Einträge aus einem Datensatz
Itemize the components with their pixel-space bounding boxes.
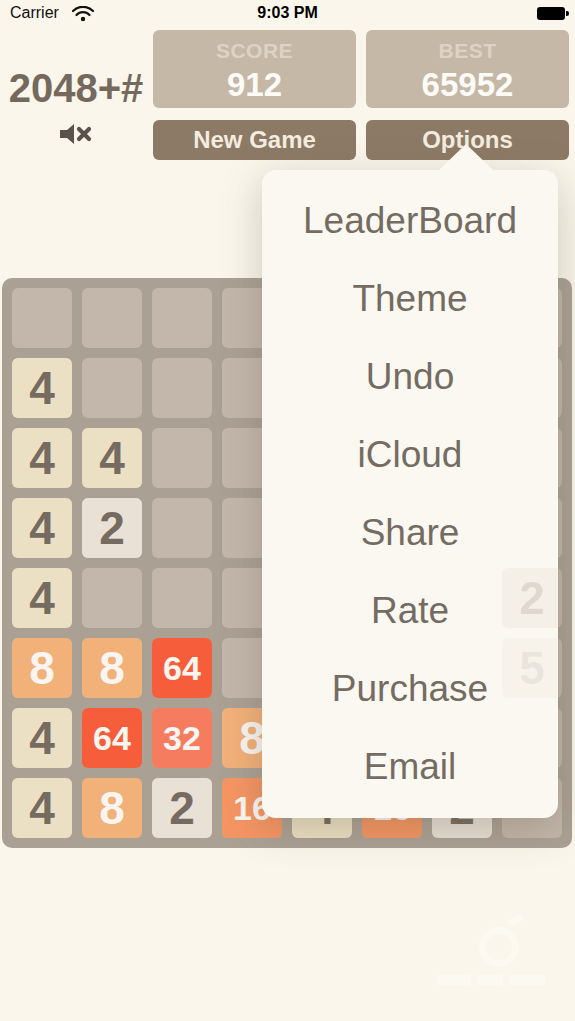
watermark-logo-circle: [479, 927, 519, 967]
board-cell: 64: [152, 638, 212, 698]
board-cell: 8: [82, 638, 142, 698]
tile-4: 4: [82, 428, 142, 488]
board-cell: 4: [12, 778, 72, 838]
app-title: 2048+#: [0, 66, 152, 111]
board-cell: 4: [82, 428, 142, 488]
watermark: [437, 913, 549, 995]
menu-item-email[interactable]: Email: [262, 728, 558, 806]
watermark-text-shape: [477, 975, 503, 985]
best-value: 65952: [366, 66, 569, 104]
new-game-button[interactable]: New Game: [153, 120, 356, 160]
board-cell: [152, 358, 212, 418]
board-cell: [12, 288, 72, 348]
tile-2: 2: [152, 778, 212, 838]
battery-icon: [537, 7, 571, 21]
menu-item-leaderboard[interactable]: LeaderBoard: [262, 182, 558, 260]
menu-item-share[interactable]: Share: [262, 494, 558, 572]
menu-item-icloud[interactable]: iCloud: [262, 416, 558, 494]
options-menu: LeaderBoardThemeUndoiCloudShareRatePurch…: [262, 170, 558, 818]
score-label: SCORE: [153, 39, 356, 63]
board-cell: 64: [82, 708, 142, 768]
tile-64: 64: [82, 708, 142, 768]
board-cell: 4: [12, 358, 72, 418]
board-cell: 2: [152, 778, 212, 838]
board-cell: 4: [12, 498, 72, 558]
watermark-logo-tick: [506, 913, 524, 927]
app-screen: Carrier 9:03 PM 2048+# SCORE 912 BEST 65…: [0, 0, 575, 1021]
board-cell: [152, 498, 212, 558]
tile-64: 64: [152, 638, 212, 698]
board-cell: [82, 568, 142, 628]
menu-item-theme[interactable]: Theme: [262, 260, 558, 338]
best-box: BEST 65952: [366, 30, 569, 108]
board-cell: 8: [82, 778, 142, 838]
board-cell: 2: [82, 498, 142, 558]
tile-4: 4: [12, 498, 72, 558]
options-popover: 25 LeaderBoardThemeUndoiCloudShareRatePu…: [262, 170, 558, 818]
board-cell: 4: [12, 708, 72, 768]
board-cell: [82, 358, 142, 418]
board-cell: [152, 288, 212, 348]
score-box: SCORE 912: [153, 30, 356, 108]
board-cell: 4: [12, 568, 72, 628]
speaker-mute-icon: [58, 121, 94, 147]
mute-button[interactable]: [52, 118, 100, 152]
menu-item-purchase[interactable]: Purchase: [262, 650, 558, 728]
tile-4: 4: [12, 568, 72, 628]
menu-item-rate[interactable]: Rate: [262, 572, 558, 650]
status-time: 9:03 PM: [0, 4, 575, 22]
tile-4: 4: [12, 778, 72, 838]
watermark-text-shape: [437, 975, 471, 985]
score-value: 912: [153, 66, 356, 104]
tile-4: 4: [12, 428, 72, 488]
tile-8: 8: [12, 638, 72, 698]
menu-item-undo[interactable]: Undo: [262, 338, 558, 416]
tile-4: 4: [12, 358, 72, 418]
board-cell: 4: [12, 428, 72, 488]
tile-8: 8: [82, 638, 142, 698]
watermark-text-shape: [509, 975, 545, 985]
tile-32: 32: [152, 708, 212, 768]
best-label: BEST: [366, 39, 569, 63]
board-cell: [152, 568, 212, 628]
tile-8: 8: [82, 778, 142, 838]
board-cell: [152, 428, 212, 488]
board-cell: 32: [152, 708, 212, 768]
board-cell: [82, 288, 142, 348]
popover-arrow: [439, 144, 493, 170]
tile-4: 4: [12, 708, 72, 768]
board-cell: 8: [12, 638, 72, 698]
tile-2: 2: [82, 498, 142, 558]
status-bar: Carrier 9:03 PM: [0, 0, 575, 28]
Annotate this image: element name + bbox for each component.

→ **AUFGABENSTELLUNG**: Ermitteln Sie alle Zeilen der Datensätze, in denen die Zeichenfolge „popover“ vorkommt, und geben Sie diese Zeilen vollständig wieder. Dabei ist die Groß- und Kleinschreibung zu beachten.

→ **GELÖSTE AUFGABE**:
options-popover: 25 LeaderBoardThemeUndoiCloudShareRatePu…: [262, 170, 558, 818]
popover-arrow: [439, 144, 493, 170]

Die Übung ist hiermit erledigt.